Stored data:
***

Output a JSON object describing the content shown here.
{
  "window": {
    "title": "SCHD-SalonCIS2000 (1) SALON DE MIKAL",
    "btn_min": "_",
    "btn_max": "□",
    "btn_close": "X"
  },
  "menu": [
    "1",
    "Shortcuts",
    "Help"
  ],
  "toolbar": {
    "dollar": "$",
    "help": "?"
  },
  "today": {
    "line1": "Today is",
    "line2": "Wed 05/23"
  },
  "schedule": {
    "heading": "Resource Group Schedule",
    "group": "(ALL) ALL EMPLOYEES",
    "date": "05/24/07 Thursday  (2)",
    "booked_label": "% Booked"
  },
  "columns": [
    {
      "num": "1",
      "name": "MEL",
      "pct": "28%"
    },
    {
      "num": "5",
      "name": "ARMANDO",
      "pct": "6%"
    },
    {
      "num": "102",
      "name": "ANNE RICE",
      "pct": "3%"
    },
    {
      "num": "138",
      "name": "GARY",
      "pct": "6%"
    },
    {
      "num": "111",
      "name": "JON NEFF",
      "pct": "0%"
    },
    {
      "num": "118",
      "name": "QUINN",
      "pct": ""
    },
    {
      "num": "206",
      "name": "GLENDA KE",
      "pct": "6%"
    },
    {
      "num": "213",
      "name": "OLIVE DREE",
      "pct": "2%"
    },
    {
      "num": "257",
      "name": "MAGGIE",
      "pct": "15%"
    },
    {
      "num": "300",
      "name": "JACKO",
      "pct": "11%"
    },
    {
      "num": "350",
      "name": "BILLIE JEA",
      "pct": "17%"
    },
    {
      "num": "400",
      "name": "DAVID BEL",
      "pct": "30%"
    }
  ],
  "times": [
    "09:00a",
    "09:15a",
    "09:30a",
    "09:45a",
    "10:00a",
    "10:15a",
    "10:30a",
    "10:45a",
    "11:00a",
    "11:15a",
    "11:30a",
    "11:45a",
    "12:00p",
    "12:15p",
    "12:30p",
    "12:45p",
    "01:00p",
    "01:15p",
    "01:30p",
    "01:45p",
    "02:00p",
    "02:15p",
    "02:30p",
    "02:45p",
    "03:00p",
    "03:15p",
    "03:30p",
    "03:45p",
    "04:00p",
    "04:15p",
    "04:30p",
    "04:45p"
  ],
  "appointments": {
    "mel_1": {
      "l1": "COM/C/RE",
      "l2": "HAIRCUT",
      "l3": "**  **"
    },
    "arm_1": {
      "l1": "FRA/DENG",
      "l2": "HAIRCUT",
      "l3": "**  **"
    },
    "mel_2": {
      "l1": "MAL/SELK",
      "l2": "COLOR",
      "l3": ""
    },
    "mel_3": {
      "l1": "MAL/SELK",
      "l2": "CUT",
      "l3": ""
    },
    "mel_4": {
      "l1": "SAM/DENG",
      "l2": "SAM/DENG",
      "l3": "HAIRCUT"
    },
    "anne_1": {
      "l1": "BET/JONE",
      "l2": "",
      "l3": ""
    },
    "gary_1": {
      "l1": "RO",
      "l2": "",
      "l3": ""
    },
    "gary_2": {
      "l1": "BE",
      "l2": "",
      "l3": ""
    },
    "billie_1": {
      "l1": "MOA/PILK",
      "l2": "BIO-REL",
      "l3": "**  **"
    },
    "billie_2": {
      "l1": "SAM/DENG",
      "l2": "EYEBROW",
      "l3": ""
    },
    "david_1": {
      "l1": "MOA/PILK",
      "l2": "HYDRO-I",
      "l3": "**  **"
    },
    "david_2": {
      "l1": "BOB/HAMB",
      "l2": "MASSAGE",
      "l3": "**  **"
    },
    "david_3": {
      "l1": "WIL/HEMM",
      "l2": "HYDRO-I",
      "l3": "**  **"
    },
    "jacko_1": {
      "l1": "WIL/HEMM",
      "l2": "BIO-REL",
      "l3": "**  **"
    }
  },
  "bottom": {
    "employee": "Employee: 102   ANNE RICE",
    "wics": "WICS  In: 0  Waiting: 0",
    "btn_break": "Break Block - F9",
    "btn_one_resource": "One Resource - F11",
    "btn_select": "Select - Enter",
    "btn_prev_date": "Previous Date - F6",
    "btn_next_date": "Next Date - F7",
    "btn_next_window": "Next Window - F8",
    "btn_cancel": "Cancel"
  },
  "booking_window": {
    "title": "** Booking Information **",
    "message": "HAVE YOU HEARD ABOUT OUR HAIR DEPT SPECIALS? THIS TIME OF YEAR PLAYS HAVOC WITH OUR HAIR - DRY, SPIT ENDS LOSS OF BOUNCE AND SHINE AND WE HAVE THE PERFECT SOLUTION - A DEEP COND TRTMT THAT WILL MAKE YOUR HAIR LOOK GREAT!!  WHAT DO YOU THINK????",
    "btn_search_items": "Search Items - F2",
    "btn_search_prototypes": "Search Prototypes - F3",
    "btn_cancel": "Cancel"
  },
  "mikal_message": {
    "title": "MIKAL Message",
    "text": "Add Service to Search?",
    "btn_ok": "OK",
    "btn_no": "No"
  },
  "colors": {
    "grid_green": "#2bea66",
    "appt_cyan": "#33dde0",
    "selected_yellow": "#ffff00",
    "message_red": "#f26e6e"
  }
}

***

Every record should be given again exactly.

- EXERCISE RESPONSE:
Output a JSON object describing the content shown here.
{
  "window": {
    "title": "SCHD-SalonCIS2000 (1) SALON DE MIKAL",
    "btn_min": "_",
    "btn_max": "□",
    "btn_close": "X"
  },
  "menu": [
    "1",
    "Shortcuts",
    "Help"
  ],
  "toolbar": {
    "dollar": "$",
    "help": "?"
  },
  "today": {
    "line1": "Today is",
    "line2": "Wed 05/23"
  },
  "schedule": {
    "heading": "Resource Group Schedule",
    "group": "(ALL) ALL EMPLOYEES",
    "date": "05/24/07 Thursday  (2)",
    "booked_label": "% Booked"
  },
  "columns": [
    {
      "num": "1",
      "name": "MEL",
      "pct": "28%"
    },
    {
      "num": "5",
      "name": "ARMANDO",
      "pct": "6%"
    },
    {
      "num": "102",
      "name": "ANNE RICE",
      "pct": "3%"
    },
    {
      "num": "138",
      "name": "GARY",
      "pct": "6%"
    },
    {
      "num": "111",
      "name": "JON NEFF",
      "pct": "0%"
    },
    {
      "num": "118",
      "name": "QUINN",
      "pct": ""
    },
    {
      "num": "206",
      "name": "GLENDA KE",
      "pct": "6%"
    },
    {
      "num": "213",
      "name": "OLIVE DREE",
      "pct": "2%"
    },
    {
      "num": "257",
      "name": "MAGGIE",
      "pct": "15%"
    },
    {
      "num": "300",
      "name": "JACKO",
      "pct": "11%"
    },
    {
      "num": "350",
      "name": "BILLIE JEA",
      "pct": "17%"
    },
    {
      "num": "400",
      "name": "DAVID BEL",
      "pct": "30%"
    }
  ],
  "times": [
    "09:00a",
    "09:15a",
    "09:30a",
    "09:45a",
    "10:00a",
    "10:15a",
    "10:30a",
    "10:45a",
    "11:00a",
    "11:15a",
    "11:30a",
    "11:45a",
    "12:00p",
    "12:15p",
    "12:30p",
    "12:45p",
    "01:00p",
    "01:15p",
    "01:30p",
    "01:45p",
    "02:00p",
    "02:15p",
    "02:30p",
    "02:45p",
    "03:00p",
    "03:15p",
    "03:30p",
    "03:45p",
    "04:00p",
    "04:15p",
    "04:30p",
    "04:45p"
  ],
  "appointments": {
    "mel_1": {
      "l1": "COM/C/RE",
      "l2": "HAIRCUT",
      "l3": "**  **"
    },
    "arm_1": {
      "l1": "FRA/DENG",
      "l2": "HAIRCUT",
      "l3": "**  **"
    },
    "mel_2": {
      "l1": "MAL/SELK",
      "l2": "COLOR",
      "l3": ""
    },
    "mel_3": {
      "l1": "MAL/SELK",
      "l2": "CUT",
      "l3": ""
    },
    "mel_4": {
      "l1": "SAM/DENG",
      "l2": "SAM/DENG",
      "l3": "HAIRCUT"
    },
    "anne_1": {
      "l1": "BET/JONE",
      "l2": "",
      "l3": ""
    },
    "gary_1": {
      "l1": "RO",
      "l2": "",
      "l3": ""
    },
    "gary_2": {
      "l1": "BE",
      "l2": "",
      "l3": ""
    },
    "billie_1": {
      "l1": "MOA/PILK",
      "l2": "BIO-REL",
      "l3": "**  **"
    },
    "billie_2": {
      "l1": "SAM/DENG",
      "l2": "EYEBROW",
      "l3": ""
    },
    "david_1": {
      "l1": "MOA/PILK",
      "l2": "HYDRO-I",
      "l3": "**  **"
    },
    "david_2": {
      "l1": "BOB/HAMB",
      "l2": "MASSAGE",
      "l3": "**  **"
    },
    "david_3": {
      "l1": "WIL/HEMM",
      "l2": "HYDRO-I",
      "l3": "**  **"
    },
    "jacko_1": {
      "l1": "WIL/HEMM",
      "l2": "BIO-REL",
      "l3": "**  **"
    }
  },
  "bottom": {
    "employee": "Employee: 102   ANNE RICE",
    "wics": "WICS  In: 0  Waiting: 0",
    "btn_break": "Break Block - F9",
    "btn_one_resource": "One Resource - F11",
    "btn_select": "Select - Enter",
    "btn_prev_date": "Previous Date - F6",
    "btn_next_date": "Next Date - F7",
    "btn_next_window": "Next Window - F8",
    "btn_cancel": "Cancel"
  },
  "booking_window": {
    "title": "** Booking Information **",
    "message": "HAVE YOU HEARD ABOUT OUR HAIR DEPT SPECIALS? THIS TIME OF YEAR PLAYS HAVOC WITH OUR HAIR - DRY, SPIT ENDS LOSS OF BOUNCE AND SHINE AND WE HAVE THE PERFECT SOLUTION - A DEEP COND TRTMT THAT WILL MAKE YOUR HAIR LOOK GREAT!!  WHAT DO YOU THINK????",
    "btn_search_items": "Search Items - F2",
    "btn_search_prototypes": "Search Prototypes - F3",
    "btn_cancel": "Cancel"
  },
  "mikal_message": {
    "title": "MIKAL Message",
    "text": "Add Service to Search?",
    "btn_ok": "OK",
    "btn_no": "No"
  },
  "colors": {
    "grid_green": "#2bea66",
    "appt_cyan": "#33dde0",
    "selected_yellow": "#ffff00",
    "message_red": "#f26e6e"
  }
}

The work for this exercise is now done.